-- Start of Stored rows --

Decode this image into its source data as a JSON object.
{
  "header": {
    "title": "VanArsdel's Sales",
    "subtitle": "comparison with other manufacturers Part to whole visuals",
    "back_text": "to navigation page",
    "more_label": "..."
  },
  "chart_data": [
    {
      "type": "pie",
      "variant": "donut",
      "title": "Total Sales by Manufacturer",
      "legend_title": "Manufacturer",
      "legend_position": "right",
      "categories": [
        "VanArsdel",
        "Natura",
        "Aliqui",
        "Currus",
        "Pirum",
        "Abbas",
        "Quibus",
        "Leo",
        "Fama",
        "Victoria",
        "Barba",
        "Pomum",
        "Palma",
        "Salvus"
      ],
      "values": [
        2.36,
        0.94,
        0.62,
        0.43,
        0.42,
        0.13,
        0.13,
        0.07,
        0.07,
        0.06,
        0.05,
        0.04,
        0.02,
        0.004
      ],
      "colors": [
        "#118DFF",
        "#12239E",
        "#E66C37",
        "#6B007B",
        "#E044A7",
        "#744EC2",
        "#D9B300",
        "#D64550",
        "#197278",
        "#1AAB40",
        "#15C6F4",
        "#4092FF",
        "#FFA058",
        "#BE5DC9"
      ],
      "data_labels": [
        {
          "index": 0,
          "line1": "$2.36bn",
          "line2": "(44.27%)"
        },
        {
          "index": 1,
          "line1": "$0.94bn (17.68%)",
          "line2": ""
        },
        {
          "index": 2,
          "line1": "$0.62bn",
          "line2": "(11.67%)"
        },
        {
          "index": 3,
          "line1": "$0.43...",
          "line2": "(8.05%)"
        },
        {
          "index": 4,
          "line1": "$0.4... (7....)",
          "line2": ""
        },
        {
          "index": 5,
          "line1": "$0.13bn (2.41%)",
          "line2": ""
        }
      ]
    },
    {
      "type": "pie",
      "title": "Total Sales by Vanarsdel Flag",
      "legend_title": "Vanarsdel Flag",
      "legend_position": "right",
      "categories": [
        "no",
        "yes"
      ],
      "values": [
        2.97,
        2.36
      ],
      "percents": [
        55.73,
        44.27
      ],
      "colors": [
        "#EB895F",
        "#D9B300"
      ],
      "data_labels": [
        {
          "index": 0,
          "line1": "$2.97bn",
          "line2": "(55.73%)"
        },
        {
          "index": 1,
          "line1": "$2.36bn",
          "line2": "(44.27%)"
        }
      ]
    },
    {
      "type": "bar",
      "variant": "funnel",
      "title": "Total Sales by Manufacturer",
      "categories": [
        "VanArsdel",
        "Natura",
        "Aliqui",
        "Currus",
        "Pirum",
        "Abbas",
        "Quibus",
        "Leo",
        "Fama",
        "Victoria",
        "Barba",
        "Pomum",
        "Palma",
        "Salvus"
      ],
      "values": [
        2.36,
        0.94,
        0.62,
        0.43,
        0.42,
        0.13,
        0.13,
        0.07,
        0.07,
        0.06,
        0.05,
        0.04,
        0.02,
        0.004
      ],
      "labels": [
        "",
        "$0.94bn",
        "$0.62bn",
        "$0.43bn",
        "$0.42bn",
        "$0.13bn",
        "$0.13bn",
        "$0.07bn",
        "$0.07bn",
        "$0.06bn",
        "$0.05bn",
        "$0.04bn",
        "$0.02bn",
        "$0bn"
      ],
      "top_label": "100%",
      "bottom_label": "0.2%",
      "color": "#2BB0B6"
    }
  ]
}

-- End of Stored rows --

Goal → Write the listing out again, exactly as shown above.

The answer →
Decode this image into its source data as a JSON object.
{
  "header": {
    "title": "VanArsdel's Sales",
    "subtitle": "comparison with other manufacturers Part to whole visuals",
    "back_text": "to navigation page",
    "more_label": "..."
  },
  "chart_data": [
    {
      "type": "pie",
      "variant": "donut",
      "title": "Total Sales by Manufacturer",
      "legend_title": "Manufacturer",
      "legend_position": "right",
      "categories": [
        "VanArsdel",
        "Natura",
        "Aliqui",
        "Currus",
        "Pirum",
        "Abbas",
        "Quibus",
        "Leo",
        "Fama",
        "Victoria",
        "Barba",
        "Pomum",
        "Palma",
        "Salvus"
      ],
      "values": [
        2.36,
        0.94,
        0.62,
        0.43,
        0.42,
        0.13,
        0.13,
        0.07,
        0.07,
        0.06,
        0.05,
        0.04,
        0.02,
        0.004
      ],
      "colors": [
        "#118DFF",
        "#12239E",
        "#E66C37",
        "#6B007B",
        "#E044A7",
        "#744EC2",
        "#D9B300",
        "#D64550",
        "#197278",
        "#1AAB40",
        "#15C6F4",
        "#4092FF",
        "#FFA058",
        "#BE5DC9"
      ],
      "data_labels": [
        {
          "index": 0,
          "line1": "$2.36bn",
          "line2": "(44.27%)"
        },
        {
          "index": 1,
          "line1": "$0.94bn (17.68%)",
          "line2": ""
        },
        {
          "index": 2,
          "line1": "$0.62bn",
          "line2": "(11.67%)"
        },
        {
          "index": 3,
          "line1": "$0.43...",
          "line2": "(8.05%)"
        },
        {
          "index": 4,
          "line1": "$0.4... (7....)",
          "line2": ""
        },
        {
          "index": 5,
          "line1": "$0.13bn (2.41%)",
          "line2": ""
        }
      ]
    },
    {
      "type": "pie",
      "title": "Total Sales by Vanarsdel Flag",
      "legend_title": "Vanarsdel Flag",
      "legend_position": "right",
      "categories": [
        "no",
        "yes"
      ],
      "values": [
        2.97,
        2.36
      ],
      "percents": [
        55.73,
        44.27
      ],
      "colors": [
        "#EB895F",
        "#D9B300"
      ],
      "data_labels": [
        {
          "index": 0,
          "line1": "$2.97bn",
          "line2": "(55.73%)"
        },
        {
          "index": 1,
          "line1": "$2.36bn",
          "line2": "(44.27%)"
        }
      ]
    },
    {
      "type": "bar",
      "variant": "funnel",
      "title": "Total Sales by Manufacturer",
      "categories": [
        "VanArsdel",
        "Natura",
        "Aliqui",
        "Currus",
        "Pirum",
        "Abbas",
        "Quibus",
        "Leo",
        "Fama",
        "Victoria",
        "Barba",
        "Pomum",
        "Palma",
        "Salvus"
      ],
      "values": [
        2.36,
        0.94,
        0.62,
        0.43,
        0.42,
        0.13,
        0.13,
        0.07,
        0.07,
        0.06,
        0.05,
        0.04,
        0.02,
        0.004
      ],
      "labels": [
        "",
        "$0.94bn",
        "$0.62bn",
        "$0.43bn",
        "$0.42bn",
        "$0.13bn",
        "$0.13bn",
        "$0.07bn",
        "$0.07bn",
        "$0.06bn",
        "$0.05bn",
        "$0.04bn",
        "$0.02bn",
        "$0bn"
      ],
      "top_label": "100%",
      "bottom_label": "0.2%",
      "color": "#2BB0B6"
    }
  ]
}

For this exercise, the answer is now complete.